> **Exercise directions**: Below is a listing. Gather each line of it that contains "kondisi".

(Dataset excerpt)
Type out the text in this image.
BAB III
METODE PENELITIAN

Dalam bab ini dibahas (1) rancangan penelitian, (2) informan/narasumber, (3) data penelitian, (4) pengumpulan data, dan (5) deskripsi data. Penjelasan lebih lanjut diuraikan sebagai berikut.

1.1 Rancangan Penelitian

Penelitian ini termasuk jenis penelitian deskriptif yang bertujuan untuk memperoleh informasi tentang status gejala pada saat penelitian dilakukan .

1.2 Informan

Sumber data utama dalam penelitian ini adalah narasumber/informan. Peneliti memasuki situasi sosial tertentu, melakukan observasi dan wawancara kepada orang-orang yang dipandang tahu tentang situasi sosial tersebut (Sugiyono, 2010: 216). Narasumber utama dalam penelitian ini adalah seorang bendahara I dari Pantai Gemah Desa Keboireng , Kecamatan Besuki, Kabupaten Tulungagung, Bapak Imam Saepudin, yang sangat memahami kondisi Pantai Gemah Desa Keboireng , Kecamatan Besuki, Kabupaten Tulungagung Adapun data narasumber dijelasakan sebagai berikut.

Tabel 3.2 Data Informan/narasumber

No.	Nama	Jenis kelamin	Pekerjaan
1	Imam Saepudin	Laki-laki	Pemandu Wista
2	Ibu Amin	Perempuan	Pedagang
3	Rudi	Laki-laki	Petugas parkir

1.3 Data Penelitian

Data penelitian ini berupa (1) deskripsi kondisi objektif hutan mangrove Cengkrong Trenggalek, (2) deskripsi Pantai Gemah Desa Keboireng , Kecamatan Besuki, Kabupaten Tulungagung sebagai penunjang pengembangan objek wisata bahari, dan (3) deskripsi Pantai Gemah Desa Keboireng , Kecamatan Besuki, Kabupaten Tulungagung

> **Result**:
Sumber data utama dalam penelitian ini adalah narasumber/informan. Peneliti memasuki situasi sosial tertentu, melakukan observasi dan wawancara kepada orang-orang yang dipandang tahu tentang situasi sosial tersebut (Sugiyono, 2010: 216). Narasumber utama dalam penelitian ini adalah seorang bendahara I dari Pantai Gemah Desa Keboireng , Kecamatan Besuki, Kabupaten Tulungagung, Bapak Imam Saepudin, yang sangat memahami kondisi Pantai Gemah Desa Keboireng , Kecamatan Besuki, Kabupaten Tulungagung Adapun data narasumber dijelasakan sebagai berikut.
Data penelitian ini berupa (1) deskripsi kondisi objektif hutan mangrove Cengkrong Trenggalek, (2) deskripsi Pantai Gemah Desa Keboireng , Kecamatan Besuki, Kabupaten Tulungagung sebagai penunjang pengembangan objek wisata bahari, dan (3) deskripsi Pantai Gemah Desa Keboireng , Kecamatan Besuki, Kabupaten Tulungagung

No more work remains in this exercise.